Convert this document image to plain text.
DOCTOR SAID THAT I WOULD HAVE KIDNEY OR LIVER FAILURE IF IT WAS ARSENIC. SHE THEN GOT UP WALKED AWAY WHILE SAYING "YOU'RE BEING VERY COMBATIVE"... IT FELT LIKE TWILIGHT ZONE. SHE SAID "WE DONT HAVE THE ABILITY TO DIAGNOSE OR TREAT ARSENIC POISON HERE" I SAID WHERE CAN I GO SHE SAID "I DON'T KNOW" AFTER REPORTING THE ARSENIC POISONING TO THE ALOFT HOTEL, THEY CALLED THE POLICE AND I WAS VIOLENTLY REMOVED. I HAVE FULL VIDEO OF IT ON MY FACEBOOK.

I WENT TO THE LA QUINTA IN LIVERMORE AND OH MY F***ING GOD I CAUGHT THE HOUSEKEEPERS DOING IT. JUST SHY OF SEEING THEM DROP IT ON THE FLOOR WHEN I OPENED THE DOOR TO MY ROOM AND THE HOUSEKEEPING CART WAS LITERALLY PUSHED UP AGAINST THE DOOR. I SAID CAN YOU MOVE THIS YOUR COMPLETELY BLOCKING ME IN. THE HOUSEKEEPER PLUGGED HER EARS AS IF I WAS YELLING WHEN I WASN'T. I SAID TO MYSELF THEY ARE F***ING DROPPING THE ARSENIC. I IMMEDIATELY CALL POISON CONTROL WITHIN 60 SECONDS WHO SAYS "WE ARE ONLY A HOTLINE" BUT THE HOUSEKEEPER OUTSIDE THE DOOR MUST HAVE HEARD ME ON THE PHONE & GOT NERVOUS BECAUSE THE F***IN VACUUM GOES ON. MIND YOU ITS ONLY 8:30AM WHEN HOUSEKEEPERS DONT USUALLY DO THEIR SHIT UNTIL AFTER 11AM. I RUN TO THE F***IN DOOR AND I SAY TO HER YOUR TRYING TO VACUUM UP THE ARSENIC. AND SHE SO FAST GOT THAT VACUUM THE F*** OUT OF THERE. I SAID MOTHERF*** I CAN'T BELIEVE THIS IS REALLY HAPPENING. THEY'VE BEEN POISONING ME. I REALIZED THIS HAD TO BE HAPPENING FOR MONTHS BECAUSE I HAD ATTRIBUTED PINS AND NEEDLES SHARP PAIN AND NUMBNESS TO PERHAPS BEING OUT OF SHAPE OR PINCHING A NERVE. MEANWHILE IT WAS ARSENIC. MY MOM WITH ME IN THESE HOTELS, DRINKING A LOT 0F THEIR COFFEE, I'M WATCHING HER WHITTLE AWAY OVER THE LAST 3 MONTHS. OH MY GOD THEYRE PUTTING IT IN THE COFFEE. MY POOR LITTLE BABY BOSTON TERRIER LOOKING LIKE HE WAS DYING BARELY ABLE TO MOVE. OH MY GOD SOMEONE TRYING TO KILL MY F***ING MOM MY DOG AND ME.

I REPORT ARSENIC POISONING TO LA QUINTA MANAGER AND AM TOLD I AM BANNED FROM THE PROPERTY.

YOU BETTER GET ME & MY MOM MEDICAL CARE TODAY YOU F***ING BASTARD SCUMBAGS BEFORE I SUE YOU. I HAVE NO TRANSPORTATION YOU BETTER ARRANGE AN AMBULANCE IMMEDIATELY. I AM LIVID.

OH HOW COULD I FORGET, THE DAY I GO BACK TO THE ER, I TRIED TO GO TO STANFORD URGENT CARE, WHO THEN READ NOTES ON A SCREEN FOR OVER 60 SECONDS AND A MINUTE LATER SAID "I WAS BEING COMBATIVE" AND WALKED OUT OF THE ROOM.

---+---

Transcribe every record above exactly as it appears.

Convert this document image to plain text.
DOCTOR SAID THAT I WOULD HAVE KIDNEY OR LIVER FAILURE IF IT WAS ARSENIC. SHE THEN GOT UP WALKED AWAY WHILE SAYING "YOU'RE BEING VERY COMBATIVE"... IT FELT LIKE TWILIGHT ZONE. SHE SAID "WE DONT HAVE THE ABILITY TO DIAGNOSE OR TREAT ARSENIC POISON HERE" I SAID WHERE CAN I GO SHE SAID "I DON'T KNOW" AFTER REPORTING THE ARSENIC POISONING TO THE ALOFT HOTEL, THEY CALLED THE POLICE AND I WAS VIOLENTLY REMOVED. I HAVE FULL VIDEO OF IT ON MY FACEBOOK.

I WENT TO THE LA QUINTA IN LIVERMORE AND OH MY F***ING GOD I CAUGHT THE HOUSEKEEPERS DOING IT. JUST SHY OF SEEING THEM DROP IT ON THE FLOOR WHEN I OPENED THE DOOR TO MY ROOM AND THE HOUSEKEEPING CART WAS LITERALLY PUSHED UP AGAINST THE DOOR. I SAID CAN YOU MOVE THIS YOUR COMPLETELY BLOCKING ME IN. THE HOUSEKEEPER PLUGGED HER EARS AS IF I WAS YELLING WHEN I WASN'T. I SAID TO MYSELF THEY ARE F***ING DROPPING THE ARSENIC. I IMMEDIATELY CALL POISON CONTROL WITHIN 60 SECONDS WHO SAYS "WE ARE ONLY A HOTLINE" BUT THE HOUSEKEEPER OUTSIDE THE DOOR MUST HAVE HEARD ME ON THE PHONE & GOT NERVOUS BECAUSE THE F***IN VACUUM GOES ON. MIND YOU ITS ONLY 8:30AM WHEN HOUSEKEEPERS DONT USUALLY DO THEIR SHIT UNTIL AFTER 11AM. I RUN TO THE F***IN DOOR AND I SAY TO HER YOUR TRYING TO VACUUM UP THE ARSENIC. AND SHE SO FAST GOT THAT VACUUM THE F*** OUT OF THERE. I SAID MOTHERF*** I CAN'T BELIEVE THIS IS REALLY HAPPENING. THEY'VE BEEN POISONING ME. I REALIZED THIS HAD TO BE HAPPENING FOR MONTHS BECAUSE I HAD ATTRIBUTED PINS AND NEEDLES SHARP PAIN AND NUMBNESS TO PERHAPS BEING OUT OF SHAPE OR PINCHING A NERVE. MEANWHILE IT WAS ARSENIC. MY MOM WITH ME IN THESE HOTELS, DRINKING A LOT 0F THEIR COFFEE, I'M WATCHING HER WHITTLE AWAY OVER THE LAST 3 MONTHS. OH MY GOD THEYRE PUTTING IT IN THE COFFEE. MY POOR LITTLE BABY BOSTON TERRIER LOOKING LIKE HE WAS DYING BARELY ABLE TO MOVE. OH MY GOD SOMEONE TRYING TO KILL MY F***ING MOM MY DOG AND ME.

I REPORT ARSENIC POISONING TO LA QUINTA MANAGER AND AM TOLD I AM BANNED FROM THE PROPERTY.

YOU BETTER GET ME & MY MOM MEDICAL CARE TODAY YOU F***ING BASTARD SCUMBAGS BEFORE I SUE YOU. I HAVE NO TRANSPORTATION YOU BETTER ARRANGE AN AMBULANCE IMMEDIATELY. I AM LIVID.

OH HOW COULD I FORGET, THE DAY I GO BACK TO THE ER, I TRIED TO GO TO STANFORD URGENT CARE, WHO THEN READ NOTES ON A SCREEN FOR OVER 60 SECONDS AND A MINUTE LATER SAID "I WAS BEING COMBATIVE" AND WALKED OUT OF THE ROOM.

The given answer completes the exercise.